§ **Written problem**:
Pull out every line below holding the word "selected".

§ **Stored data**:
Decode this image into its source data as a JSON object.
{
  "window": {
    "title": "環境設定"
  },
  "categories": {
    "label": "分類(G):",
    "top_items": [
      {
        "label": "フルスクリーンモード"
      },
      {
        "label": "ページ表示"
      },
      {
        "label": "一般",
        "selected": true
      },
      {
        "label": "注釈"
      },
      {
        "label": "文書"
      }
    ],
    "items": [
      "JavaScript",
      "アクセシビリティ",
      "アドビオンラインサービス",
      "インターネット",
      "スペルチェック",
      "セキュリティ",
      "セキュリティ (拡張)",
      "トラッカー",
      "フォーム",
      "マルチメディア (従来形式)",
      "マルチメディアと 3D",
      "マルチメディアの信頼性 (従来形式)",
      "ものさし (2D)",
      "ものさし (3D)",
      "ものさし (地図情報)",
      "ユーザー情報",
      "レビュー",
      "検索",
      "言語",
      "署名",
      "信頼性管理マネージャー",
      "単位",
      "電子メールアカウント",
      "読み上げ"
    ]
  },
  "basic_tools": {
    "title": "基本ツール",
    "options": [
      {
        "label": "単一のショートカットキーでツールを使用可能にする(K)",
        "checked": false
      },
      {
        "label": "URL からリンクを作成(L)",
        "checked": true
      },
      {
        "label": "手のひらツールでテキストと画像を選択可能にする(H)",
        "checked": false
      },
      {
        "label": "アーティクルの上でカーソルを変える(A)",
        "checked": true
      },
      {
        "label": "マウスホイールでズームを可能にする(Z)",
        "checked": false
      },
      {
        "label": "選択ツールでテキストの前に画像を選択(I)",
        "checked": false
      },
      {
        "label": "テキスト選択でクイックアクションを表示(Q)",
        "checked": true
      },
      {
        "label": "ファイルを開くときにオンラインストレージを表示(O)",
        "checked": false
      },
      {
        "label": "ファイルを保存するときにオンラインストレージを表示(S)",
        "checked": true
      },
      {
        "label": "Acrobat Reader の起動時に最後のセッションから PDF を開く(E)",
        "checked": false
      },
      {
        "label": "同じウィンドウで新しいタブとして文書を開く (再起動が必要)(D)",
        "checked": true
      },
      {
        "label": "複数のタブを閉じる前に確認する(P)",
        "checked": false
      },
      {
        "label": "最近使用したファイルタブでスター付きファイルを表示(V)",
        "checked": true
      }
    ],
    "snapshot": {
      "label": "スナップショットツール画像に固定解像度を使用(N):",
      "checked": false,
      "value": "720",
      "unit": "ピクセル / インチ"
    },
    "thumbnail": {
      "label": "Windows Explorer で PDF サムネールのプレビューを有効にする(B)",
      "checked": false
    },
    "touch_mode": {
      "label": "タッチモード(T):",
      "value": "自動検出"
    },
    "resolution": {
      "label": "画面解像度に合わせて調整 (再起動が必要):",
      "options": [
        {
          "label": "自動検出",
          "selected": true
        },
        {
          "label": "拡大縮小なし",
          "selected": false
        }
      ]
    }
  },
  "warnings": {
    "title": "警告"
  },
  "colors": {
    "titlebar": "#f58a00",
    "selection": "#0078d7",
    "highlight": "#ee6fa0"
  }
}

§ **Finished answer**:
        "selected": true
          "selected": true
          "selected": false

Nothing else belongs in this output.